§ **WHAT IS EXPECTED**
Using the listing below, report all lines holding the word "name".

====== EXTRACTED RECORDS

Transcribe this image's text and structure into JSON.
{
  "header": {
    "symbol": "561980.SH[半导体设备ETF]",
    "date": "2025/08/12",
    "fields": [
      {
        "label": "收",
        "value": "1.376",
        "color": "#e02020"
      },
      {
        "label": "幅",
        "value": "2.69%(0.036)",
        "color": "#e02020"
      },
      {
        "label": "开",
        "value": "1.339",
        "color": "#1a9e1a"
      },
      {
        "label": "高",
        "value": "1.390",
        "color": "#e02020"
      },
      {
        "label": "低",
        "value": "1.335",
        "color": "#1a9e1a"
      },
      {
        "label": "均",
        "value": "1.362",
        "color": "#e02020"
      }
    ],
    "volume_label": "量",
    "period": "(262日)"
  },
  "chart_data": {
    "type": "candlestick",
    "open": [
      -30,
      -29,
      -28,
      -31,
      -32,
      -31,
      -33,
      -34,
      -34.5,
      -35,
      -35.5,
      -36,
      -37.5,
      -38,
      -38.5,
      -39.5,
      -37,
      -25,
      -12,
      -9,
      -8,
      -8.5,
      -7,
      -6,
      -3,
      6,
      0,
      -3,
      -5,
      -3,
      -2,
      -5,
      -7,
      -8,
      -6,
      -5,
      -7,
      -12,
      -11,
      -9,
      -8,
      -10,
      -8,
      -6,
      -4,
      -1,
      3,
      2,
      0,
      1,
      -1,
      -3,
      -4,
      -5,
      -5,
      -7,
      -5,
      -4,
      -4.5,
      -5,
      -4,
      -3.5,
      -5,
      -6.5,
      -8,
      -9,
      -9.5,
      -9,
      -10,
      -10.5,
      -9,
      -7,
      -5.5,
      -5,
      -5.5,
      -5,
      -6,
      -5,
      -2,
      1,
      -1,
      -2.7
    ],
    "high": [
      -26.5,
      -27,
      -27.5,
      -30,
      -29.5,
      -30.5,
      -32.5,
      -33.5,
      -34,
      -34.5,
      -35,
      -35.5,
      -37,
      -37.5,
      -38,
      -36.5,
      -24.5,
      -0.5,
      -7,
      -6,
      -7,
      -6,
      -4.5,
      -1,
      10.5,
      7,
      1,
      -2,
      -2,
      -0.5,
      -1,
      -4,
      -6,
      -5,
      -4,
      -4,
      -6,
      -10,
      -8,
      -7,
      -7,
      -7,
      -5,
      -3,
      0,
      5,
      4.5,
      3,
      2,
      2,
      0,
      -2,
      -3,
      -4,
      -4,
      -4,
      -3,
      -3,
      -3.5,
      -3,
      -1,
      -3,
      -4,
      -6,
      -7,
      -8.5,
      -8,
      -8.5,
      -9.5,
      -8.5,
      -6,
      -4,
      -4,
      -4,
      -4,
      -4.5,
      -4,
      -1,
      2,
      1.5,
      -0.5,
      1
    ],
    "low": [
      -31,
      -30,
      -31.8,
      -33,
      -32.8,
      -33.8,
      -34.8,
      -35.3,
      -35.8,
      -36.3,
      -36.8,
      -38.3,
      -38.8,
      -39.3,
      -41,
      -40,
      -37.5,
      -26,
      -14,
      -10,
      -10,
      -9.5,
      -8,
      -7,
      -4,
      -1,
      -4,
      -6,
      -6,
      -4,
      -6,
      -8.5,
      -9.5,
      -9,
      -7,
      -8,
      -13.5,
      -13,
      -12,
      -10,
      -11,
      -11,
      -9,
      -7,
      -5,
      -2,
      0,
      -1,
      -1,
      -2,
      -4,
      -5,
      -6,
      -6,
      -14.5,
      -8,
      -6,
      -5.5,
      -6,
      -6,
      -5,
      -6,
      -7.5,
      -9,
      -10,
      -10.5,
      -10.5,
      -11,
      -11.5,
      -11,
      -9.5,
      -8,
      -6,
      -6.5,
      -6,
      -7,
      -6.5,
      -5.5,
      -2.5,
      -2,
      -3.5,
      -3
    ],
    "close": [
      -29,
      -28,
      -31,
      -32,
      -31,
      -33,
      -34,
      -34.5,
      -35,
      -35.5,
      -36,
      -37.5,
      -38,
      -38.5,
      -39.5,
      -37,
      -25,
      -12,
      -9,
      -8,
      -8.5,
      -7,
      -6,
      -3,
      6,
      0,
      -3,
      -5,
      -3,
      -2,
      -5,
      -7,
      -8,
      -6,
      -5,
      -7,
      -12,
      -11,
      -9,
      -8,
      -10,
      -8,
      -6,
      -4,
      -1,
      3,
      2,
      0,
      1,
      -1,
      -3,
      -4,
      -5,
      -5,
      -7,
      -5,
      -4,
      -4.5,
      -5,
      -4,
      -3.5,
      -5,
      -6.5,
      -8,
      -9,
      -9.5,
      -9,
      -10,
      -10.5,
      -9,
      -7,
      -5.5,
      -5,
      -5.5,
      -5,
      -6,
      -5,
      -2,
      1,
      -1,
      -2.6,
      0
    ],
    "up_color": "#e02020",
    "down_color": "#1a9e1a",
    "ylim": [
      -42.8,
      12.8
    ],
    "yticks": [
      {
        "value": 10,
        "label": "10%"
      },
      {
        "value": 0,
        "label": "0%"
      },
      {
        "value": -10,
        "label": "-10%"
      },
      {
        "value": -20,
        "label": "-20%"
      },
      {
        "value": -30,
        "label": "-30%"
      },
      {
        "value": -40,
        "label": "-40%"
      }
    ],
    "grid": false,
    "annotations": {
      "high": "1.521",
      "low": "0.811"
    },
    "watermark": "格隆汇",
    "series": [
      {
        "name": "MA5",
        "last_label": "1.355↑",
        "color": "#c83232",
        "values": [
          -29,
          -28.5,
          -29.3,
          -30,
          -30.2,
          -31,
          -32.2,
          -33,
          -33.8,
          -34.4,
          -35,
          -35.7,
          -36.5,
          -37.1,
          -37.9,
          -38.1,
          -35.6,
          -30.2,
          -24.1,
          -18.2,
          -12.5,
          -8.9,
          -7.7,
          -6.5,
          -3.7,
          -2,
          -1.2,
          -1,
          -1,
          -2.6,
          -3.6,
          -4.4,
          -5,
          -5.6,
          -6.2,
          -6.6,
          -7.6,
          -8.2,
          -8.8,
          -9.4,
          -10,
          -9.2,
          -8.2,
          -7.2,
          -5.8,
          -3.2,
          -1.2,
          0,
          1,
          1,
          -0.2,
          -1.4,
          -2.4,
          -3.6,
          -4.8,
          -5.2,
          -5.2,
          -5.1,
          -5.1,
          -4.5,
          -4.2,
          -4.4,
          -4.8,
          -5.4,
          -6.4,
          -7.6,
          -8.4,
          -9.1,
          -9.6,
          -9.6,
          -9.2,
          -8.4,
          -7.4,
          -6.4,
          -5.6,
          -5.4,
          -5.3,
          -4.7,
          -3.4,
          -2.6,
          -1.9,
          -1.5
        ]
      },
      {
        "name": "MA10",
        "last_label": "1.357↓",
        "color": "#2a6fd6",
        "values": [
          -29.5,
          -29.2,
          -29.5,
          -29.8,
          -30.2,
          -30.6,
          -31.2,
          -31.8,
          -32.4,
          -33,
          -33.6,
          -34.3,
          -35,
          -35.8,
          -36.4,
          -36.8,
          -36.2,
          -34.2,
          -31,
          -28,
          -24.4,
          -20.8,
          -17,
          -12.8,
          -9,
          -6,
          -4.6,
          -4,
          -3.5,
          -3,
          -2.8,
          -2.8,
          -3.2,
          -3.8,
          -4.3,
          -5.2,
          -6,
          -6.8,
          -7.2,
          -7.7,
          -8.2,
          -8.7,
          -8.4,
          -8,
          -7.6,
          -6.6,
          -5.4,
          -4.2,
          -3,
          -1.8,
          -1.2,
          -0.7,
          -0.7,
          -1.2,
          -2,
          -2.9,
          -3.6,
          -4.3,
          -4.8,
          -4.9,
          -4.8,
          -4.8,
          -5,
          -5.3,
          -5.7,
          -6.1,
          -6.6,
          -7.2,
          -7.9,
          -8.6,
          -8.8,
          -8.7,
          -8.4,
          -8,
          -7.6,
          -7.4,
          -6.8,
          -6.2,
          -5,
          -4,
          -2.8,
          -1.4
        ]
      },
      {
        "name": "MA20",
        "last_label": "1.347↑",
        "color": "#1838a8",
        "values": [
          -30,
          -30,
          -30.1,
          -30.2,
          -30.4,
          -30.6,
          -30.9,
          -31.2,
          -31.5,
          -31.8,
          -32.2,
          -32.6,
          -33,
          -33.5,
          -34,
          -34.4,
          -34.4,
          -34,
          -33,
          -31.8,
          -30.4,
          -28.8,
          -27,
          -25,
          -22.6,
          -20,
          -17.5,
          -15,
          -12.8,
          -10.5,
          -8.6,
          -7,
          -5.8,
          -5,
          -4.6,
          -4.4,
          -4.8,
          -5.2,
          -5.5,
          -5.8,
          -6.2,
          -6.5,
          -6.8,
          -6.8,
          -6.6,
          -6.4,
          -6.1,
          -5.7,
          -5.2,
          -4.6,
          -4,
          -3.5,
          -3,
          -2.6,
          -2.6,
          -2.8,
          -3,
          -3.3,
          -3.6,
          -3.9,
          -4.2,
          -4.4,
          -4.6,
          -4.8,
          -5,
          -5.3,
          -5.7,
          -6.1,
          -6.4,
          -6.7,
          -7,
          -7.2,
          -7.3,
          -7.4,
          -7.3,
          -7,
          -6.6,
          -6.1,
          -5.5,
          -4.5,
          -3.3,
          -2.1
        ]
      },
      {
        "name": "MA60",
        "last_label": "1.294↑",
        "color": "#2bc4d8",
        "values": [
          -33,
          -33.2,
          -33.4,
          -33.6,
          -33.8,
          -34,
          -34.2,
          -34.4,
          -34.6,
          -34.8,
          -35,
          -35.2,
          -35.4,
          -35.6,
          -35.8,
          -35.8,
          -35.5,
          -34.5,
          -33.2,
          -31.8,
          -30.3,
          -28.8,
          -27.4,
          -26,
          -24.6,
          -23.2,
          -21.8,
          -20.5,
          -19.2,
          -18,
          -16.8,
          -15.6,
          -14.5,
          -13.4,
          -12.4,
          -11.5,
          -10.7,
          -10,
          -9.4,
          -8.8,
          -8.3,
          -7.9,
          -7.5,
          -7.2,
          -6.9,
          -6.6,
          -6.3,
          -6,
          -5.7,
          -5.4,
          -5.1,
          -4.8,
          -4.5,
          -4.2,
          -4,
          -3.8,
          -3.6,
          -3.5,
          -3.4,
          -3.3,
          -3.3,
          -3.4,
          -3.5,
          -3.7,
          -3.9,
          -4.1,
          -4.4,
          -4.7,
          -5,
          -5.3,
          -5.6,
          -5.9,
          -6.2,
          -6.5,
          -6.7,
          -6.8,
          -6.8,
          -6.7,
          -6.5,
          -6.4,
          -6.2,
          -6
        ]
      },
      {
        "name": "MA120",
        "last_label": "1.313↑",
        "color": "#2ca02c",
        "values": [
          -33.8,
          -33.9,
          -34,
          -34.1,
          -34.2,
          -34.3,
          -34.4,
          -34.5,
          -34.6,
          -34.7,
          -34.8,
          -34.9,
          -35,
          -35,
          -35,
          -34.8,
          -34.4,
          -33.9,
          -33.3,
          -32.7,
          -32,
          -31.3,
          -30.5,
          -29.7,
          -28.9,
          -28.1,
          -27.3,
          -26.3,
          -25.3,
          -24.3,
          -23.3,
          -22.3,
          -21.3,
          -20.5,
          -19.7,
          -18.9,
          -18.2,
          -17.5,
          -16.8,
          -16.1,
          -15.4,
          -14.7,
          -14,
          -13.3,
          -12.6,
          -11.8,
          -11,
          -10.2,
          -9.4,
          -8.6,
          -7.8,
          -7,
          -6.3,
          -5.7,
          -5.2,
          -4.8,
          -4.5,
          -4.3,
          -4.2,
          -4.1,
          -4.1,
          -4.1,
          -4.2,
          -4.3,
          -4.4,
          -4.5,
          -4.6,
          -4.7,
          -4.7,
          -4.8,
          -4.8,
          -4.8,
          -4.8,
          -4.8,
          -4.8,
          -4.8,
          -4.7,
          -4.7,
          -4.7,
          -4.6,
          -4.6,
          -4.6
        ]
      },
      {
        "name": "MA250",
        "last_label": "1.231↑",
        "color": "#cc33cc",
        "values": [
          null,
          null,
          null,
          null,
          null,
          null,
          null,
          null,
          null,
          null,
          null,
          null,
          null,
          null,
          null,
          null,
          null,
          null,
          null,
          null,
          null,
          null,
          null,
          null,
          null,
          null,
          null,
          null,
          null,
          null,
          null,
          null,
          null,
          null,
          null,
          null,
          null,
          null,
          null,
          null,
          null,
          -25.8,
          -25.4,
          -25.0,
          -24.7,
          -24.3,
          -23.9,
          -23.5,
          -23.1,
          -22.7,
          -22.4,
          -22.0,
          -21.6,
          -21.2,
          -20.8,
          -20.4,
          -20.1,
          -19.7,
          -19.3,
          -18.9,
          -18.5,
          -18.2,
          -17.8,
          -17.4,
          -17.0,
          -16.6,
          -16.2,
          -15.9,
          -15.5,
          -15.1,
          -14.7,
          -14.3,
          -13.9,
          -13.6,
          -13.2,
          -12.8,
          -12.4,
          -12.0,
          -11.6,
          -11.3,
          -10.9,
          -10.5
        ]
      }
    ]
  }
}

============

§ **EXPECTED ANSWER**
        "name": "MA5",
        "name": "MA10",
        "name": "MA20",
        "name": "MA60",
        "name": "MA120",
        "name": "MA250",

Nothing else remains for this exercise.